— Given instruction —
Exactly repeat all the records below, omitting the images they hold.

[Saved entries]
-=-=-

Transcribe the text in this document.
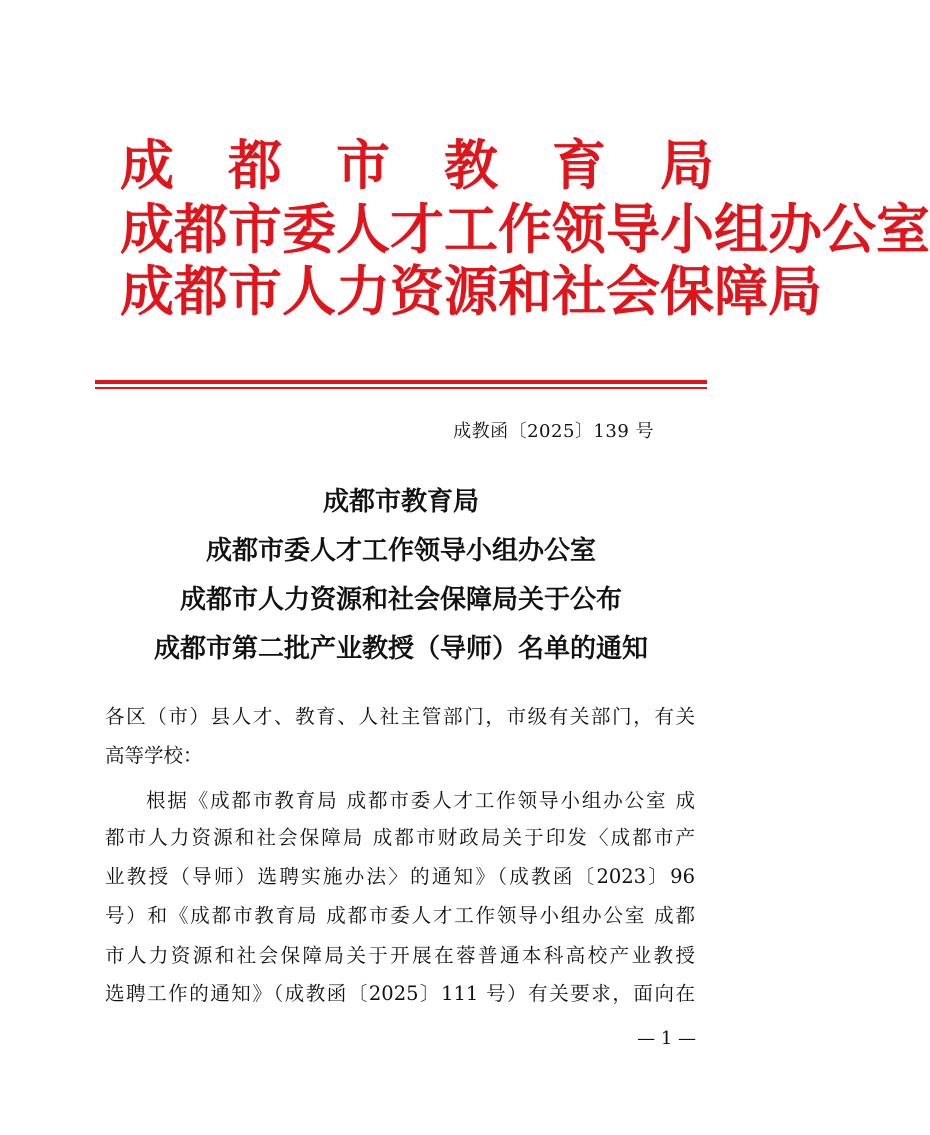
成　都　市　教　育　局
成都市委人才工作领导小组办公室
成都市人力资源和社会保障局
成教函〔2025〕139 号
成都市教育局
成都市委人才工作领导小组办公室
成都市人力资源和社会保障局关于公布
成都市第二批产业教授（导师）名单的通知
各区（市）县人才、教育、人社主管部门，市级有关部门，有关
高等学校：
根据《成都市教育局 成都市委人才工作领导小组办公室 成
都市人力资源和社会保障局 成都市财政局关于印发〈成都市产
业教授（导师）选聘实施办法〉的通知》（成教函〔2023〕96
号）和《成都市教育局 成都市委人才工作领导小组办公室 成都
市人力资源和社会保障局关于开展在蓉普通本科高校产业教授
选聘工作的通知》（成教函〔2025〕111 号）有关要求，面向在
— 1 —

-=-=-

— Result of this task —
Transcribe the text in this document.
成　都　市　教　育　局
成都市委人才工作领导小组办公室
成都市人力资源和社会保障局
成教函〔2025〕139 号
成都市教育局
成都市委人才工作领导小组办公室
成都市人力资源和社会保障局关于公布
成都市第二批产业教授（导师）名单的通知
各区（市）县人才、教育、人社主管部门，市级有关部门，有关
高等学校：
根据《成都市教育局 成都市委人才工作领导小组办公室 成
都市人力资源和社会保障局 成都市财政局关于印发〈成都市产
业教授（导师）选聘实施办法〉的通知》（成教函〔2023〕96
号）和《成都市教育局 成都市委人才工作领导小组办公室 成都
市人力资源和社会保障局关于开展在蓉普通本科高校产业教授
选聘工作的通知》（成教函〔2025〕111 号）有关要求，面向在
— 1 —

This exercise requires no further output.